▶ **What is asked**:
Without altering anything, output the material below.

▶ **Extracted information**:

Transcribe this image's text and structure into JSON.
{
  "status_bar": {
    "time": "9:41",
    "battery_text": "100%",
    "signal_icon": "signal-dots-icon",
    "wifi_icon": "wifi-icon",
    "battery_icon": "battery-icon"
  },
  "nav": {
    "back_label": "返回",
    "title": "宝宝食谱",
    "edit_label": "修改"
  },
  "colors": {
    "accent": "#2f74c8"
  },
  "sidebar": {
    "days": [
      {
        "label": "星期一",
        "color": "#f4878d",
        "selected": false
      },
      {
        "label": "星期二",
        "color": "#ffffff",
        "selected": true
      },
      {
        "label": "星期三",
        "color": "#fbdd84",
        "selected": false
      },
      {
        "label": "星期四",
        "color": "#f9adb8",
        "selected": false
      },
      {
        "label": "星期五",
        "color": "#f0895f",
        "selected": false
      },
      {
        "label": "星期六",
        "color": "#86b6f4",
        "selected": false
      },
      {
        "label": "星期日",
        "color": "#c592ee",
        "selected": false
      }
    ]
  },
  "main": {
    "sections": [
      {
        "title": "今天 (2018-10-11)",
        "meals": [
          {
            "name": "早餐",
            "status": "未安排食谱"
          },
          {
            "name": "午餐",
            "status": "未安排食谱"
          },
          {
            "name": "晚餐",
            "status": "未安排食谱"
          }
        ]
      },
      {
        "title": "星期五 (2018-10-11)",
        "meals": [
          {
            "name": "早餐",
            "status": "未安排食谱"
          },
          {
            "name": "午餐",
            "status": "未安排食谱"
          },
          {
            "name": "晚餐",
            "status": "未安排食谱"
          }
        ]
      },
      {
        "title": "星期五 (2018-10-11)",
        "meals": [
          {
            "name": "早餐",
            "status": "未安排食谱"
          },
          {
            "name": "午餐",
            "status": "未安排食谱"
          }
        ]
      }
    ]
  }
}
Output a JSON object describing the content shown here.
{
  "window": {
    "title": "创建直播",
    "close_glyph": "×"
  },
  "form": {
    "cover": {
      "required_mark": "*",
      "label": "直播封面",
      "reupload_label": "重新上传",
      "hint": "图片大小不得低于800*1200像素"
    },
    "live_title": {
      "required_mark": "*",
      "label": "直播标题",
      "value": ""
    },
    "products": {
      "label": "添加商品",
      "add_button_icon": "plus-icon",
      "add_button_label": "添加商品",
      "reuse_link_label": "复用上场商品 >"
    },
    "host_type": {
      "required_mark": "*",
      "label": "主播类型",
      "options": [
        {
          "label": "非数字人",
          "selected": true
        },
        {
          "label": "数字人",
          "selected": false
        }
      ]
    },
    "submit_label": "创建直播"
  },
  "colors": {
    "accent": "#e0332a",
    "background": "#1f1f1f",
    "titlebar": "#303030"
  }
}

▶ **Written solution**:
Transcribe this image's text and structure into JSON.
{
  "status_bar": {
    "time": "9:41",
    "battery_text": "100%",
    "signal_icon": "signal-dots-icon",
    "wifi_icon": "wifi-icon",
    "battery_icon": "battery-icon"
  },
  "nav": {
    "back_label": "返回",
    "title": "宝宝食谱",
    "edit_label": "修改"
  },
  "colors": {
    "accent": "#2f74c8"
  },
  "sidebar": {
    "days": [
      {
        "label": "星期一",
        "color": "#f4878d",
        "selected": false
      },
      {
        "label": "星期二",
        "color": "#ffffff",
        "selected": true
      },
      {
        "label": "星期三",
        "color": "#fbdd84",
        "selected": false
      },
      {
        "label": "星期四",
        "color": "#f9adb8",
        "selected": false
      },
      {
        "label": "星期五",
        "color": "#f0895f",
        "selected": false
      },
      {
        "label": "星期六",
        "color": "#86b6f4",
        "selected": false
      },
      {
        "label": "星期日",
        "color": "#c592ee",
        "selected": false
      }
    ]
  },
  "main": {
    "sections": [
      {
        "title": "今天 (2018-10-11)",
        "meals": [
          {
            "name": "早餐",
            "status": "未安排食谱"
          },
          {
            "name": "午餐",
            "status": "未安排食谱"
          },
          {
            "name": "晚餐",
            "status": "未安排食谱"
          }
        ]
      },
      {
        "title": "星期五 (2018-10-11)",
        "meals": [
          {
            "name": "早餐",
            "status": "未安排食谱"
          },
          {
            "name": "午餐",
            "status": "未安排食谱"
          },
          {
            "name": "晚餐",
            "status": "未安排食谱"
          }
        ]
      },
      {
        "title": "星期五 (2018-10-11)",
        "meals": [
          {
            "name": "早餐",
            "status": "未安排食谱"
          },
          {
            "name": "午餐",
            "status": "未安排食谱"
          }
        ]
      }
    ]
  }
}
Output a JSON object describing the content shown here.
{
  "window": {
    "title": "创建直播",
    "close_glyph": "×"
  },
  "form": {
    "cover": {
      "required_mark": "*",
      "label": "直播封面",
      "reupload_label": "重新上传",
      "hint": "图片大小不得低于800*1200像素"
    },
    "live_title": {
      "required_mark": "*",
      "label": "直播标题",
      "value": ""
    },
    "products": {
      "label": "添加商品",
      "add_button_icon": "plus-icon",
      "add_button_label": "添加商品",
      "reuse_link_label": "复用上场商品 >"
    },
    "host_type": {
      "required_mark": "*",
      "label": "主播类型",
      "options": [
        {
          "label": "非数字人",
          "selected": true
        },
        {
          "label": "数字人",
          "selected": false
        }
      ]
    },
    "submit_label": "创建直播"
  },
  "colors": {
    "accent": "#e0332a",
    "background": "#1f1f1f",
    "titlebar": "#303030"
  }
}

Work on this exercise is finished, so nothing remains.